/---
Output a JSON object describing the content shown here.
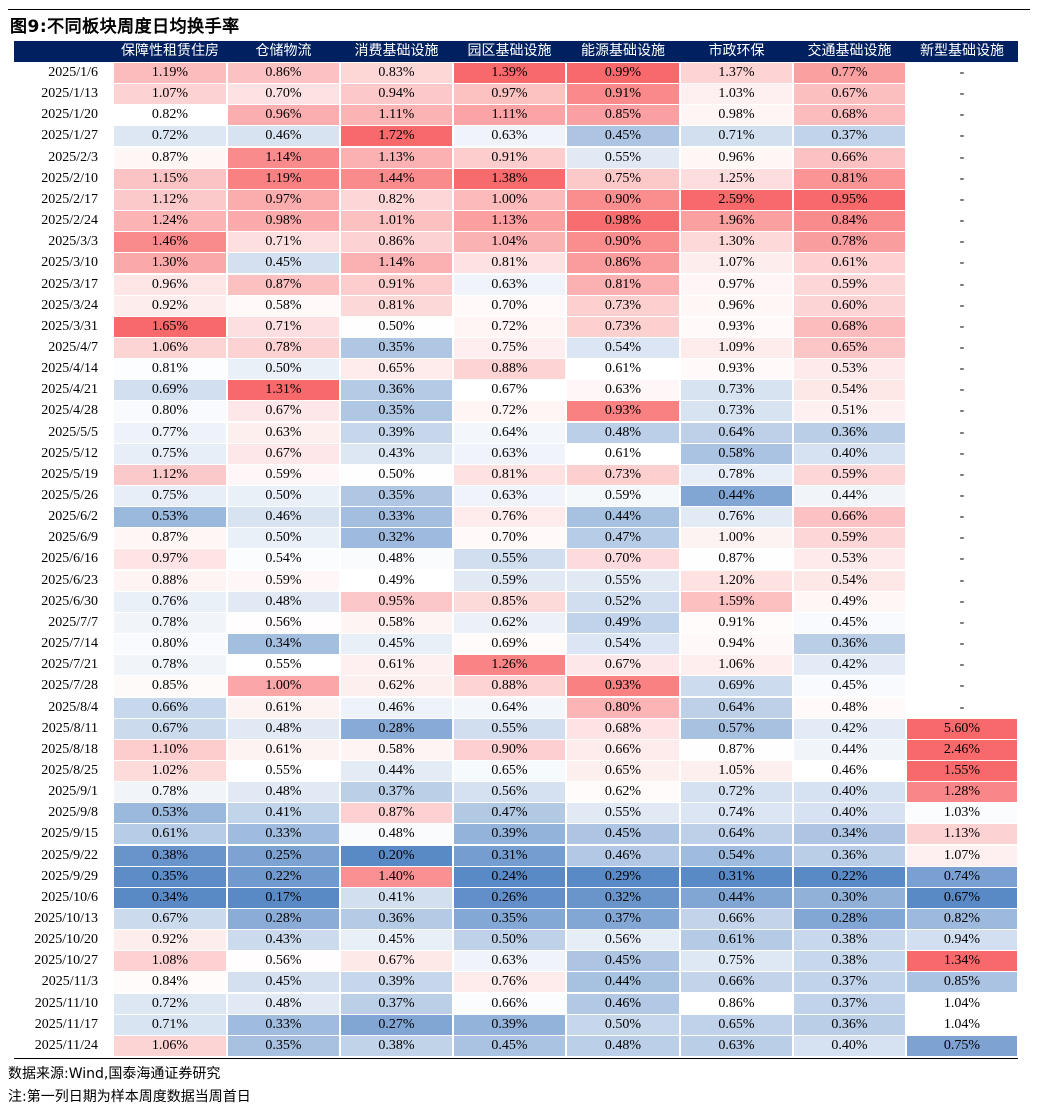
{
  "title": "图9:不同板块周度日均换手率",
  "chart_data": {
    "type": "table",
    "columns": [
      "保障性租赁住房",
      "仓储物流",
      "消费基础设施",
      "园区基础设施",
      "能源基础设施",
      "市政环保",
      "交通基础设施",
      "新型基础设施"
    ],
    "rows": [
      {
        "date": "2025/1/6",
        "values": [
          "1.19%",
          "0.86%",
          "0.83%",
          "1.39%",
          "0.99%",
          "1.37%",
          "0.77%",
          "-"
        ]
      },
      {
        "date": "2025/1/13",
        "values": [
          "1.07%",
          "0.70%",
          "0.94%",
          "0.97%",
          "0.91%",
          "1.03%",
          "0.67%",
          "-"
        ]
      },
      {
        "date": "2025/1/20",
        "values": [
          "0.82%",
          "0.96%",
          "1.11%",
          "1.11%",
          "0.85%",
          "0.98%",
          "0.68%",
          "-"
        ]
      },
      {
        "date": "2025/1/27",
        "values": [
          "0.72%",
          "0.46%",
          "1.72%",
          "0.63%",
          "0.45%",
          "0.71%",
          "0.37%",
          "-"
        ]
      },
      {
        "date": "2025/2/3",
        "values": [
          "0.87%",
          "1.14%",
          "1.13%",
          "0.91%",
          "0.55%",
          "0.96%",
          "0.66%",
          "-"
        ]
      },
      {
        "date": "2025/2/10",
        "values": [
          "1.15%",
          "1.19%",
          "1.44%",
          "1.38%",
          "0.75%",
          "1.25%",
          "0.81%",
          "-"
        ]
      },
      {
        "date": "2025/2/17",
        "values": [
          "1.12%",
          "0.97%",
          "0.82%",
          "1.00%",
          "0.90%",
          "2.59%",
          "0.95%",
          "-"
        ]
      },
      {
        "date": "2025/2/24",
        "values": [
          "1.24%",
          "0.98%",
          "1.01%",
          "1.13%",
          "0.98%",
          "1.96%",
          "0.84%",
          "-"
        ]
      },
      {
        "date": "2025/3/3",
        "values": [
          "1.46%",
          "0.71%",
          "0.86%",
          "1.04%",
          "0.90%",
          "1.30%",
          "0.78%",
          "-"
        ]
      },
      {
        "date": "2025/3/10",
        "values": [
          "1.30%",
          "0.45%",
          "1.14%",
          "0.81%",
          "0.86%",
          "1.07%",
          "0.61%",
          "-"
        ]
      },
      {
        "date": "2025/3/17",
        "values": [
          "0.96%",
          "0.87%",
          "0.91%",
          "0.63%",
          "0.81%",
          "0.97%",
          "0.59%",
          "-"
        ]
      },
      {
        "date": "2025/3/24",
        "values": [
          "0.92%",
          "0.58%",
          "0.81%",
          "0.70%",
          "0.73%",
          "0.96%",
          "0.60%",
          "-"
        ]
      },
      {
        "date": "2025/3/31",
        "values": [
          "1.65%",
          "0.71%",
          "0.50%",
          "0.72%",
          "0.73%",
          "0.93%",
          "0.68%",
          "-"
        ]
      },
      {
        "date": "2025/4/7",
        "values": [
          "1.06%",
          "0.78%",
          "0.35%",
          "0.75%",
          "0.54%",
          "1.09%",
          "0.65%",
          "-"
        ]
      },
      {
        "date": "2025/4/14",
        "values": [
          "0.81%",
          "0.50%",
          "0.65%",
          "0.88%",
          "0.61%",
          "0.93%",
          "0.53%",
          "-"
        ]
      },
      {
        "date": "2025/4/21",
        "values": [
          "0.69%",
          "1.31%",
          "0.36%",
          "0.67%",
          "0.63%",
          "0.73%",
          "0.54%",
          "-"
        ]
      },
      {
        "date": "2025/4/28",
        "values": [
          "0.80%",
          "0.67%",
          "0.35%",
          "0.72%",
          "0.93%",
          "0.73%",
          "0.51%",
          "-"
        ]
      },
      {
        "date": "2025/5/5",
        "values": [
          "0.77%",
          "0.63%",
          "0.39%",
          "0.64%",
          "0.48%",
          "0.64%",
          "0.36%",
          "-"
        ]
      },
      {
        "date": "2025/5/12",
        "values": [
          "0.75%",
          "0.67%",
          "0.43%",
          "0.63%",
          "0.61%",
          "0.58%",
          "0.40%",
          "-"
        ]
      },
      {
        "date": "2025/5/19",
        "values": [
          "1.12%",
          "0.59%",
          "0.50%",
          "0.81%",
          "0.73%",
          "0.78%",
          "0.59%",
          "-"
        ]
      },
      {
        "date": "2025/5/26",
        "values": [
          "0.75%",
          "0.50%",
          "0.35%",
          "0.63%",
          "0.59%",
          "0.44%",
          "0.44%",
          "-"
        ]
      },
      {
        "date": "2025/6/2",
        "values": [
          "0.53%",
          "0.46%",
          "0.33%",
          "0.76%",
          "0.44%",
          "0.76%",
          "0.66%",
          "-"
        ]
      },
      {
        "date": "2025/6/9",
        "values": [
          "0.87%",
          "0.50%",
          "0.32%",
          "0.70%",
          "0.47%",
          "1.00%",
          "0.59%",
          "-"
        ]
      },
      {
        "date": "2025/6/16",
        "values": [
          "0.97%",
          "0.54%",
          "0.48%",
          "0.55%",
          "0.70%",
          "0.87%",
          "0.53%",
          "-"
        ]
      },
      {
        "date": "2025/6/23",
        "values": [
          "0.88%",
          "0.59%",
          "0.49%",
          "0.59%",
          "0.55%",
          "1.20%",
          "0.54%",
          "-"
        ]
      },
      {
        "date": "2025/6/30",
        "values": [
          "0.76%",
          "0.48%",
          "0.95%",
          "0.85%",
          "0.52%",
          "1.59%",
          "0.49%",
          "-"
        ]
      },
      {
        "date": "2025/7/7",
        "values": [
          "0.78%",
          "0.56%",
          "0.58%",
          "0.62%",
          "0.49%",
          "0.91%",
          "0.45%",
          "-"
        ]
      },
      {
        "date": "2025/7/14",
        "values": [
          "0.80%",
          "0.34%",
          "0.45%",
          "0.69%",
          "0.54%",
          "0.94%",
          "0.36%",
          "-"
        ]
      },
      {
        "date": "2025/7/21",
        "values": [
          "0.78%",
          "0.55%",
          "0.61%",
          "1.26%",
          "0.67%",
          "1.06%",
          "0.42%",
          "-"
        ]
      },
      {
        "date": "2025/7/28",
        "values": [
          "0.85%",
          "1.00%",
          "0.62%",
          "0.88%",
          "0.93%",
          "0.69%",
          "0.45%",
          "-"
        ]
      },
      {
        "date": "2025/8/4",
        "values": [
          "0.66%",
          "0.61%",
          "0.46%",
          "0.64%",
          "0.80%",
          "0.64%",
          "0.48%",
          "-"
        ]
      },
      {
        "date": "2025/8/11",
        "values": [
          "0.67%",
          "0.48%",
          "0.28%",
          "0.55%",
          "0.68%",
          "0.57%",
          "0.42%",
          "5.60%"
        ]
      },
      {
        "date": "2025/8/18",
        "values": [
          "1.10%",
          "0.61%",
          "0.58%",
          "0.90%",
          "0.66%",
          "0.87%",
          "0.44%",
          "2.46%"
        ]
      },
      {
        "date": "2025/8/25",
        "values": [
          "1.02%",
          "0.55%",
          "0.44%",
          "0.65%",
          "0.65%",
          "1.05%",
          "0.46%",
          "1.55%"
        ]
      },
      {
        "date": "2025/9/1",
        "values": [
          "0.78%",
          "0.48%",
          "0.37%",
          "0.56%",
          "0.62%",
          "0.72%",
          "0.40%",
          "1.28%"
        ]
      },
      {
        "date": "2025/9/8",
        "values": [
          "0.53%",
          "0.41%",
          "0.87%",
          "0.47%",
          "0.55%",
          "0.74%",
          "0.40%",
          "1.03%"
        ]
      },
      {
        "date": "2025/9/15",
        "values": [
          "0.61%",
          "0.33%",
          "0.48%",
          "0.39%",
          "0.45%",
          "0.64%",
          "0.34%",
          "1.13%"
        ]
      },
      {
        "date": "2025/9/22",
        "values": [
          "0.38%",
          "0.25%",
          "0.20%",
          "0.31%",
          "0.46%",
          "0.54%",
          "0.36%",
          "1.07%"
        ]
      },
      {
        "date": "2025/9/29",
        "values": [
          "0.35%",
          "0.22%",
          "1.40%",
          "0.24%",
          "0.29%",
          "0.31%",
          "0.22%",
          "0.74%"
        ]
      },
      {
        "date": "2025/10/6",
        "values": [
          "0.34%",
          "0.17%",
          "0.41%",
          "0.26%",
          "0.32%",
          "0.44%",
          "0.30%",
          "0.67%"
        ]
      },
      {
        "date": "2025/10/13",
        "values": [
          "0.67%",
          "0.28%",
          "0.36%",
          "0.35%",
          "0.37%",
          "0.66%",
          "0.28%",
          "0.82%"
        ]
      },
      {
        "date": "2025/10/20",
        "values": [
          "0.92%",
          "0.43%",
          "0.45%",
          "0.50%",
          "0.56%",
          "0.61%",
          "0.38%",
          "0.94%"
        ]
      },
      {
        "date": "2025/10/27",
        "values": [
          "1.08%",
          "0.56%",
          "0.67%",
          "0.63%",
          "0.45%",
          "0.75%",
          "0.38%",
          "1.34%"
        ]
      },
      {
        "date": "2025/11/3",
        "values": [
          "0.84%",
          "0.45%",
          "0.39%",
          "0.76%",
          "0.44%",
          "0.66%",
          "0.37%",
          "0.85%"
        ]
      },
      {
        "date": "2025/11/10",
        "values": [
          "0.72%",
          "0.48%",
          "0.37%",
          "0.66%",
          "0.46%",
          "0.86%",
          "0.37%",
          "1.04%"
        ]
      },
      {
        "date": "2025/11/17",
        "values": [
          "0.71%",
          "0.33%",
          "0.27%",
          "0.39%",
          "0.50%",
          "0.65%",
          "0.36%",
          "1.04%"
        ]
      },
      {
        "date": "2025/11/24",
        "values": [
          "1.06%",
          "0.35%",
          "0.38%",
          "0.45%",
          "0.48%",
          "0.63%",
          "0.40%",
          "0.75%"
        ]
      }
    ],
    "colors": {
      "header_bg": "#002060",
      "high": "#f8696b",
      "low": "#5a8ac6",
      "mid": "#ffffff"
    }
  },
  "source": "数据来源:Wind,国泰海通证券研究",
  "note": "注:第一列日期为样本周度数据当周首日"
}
\---
/---
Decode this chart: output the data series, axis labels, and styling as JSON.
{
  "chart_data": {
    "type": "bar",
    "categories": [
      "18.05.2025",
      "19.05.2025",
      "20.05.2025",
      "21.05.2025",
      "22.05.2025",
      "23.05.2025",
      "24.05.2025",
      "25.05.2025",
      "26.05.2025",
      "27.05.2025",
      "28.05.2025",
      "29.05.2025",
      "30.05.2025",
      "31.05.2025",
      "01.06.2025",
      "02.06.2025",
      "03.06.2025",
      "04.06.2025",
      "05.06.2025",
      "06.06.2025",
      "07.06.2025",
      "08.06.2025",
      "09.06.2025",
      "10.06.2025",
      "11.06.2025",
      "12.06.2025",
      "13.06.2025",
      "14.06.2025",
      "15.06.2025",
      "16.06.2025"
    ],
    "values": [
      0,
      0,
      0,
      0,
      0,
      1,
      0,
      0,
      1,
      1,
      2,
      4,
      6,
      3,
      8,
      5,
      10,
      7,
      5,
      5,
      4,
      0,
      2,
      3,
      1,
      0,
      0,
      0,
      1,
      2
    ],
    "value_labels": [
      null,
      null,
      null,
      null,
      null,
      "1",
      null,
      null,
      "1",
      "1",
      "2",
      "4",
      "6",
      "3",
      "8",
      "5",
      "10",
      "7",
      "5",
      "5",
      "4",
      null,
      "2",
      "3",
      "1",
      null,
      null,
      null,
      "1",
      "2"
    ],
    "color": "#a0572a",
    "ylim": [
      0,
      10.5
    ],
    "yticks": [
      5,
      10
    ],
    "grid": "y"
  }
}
\---
**TO DO:** List all lines where "JSON" occurs.

**FULL ANSWER:**
Output a JSON object describing the content shown here.
Decode this chart: output the data series, axis labels, and styling as JSON.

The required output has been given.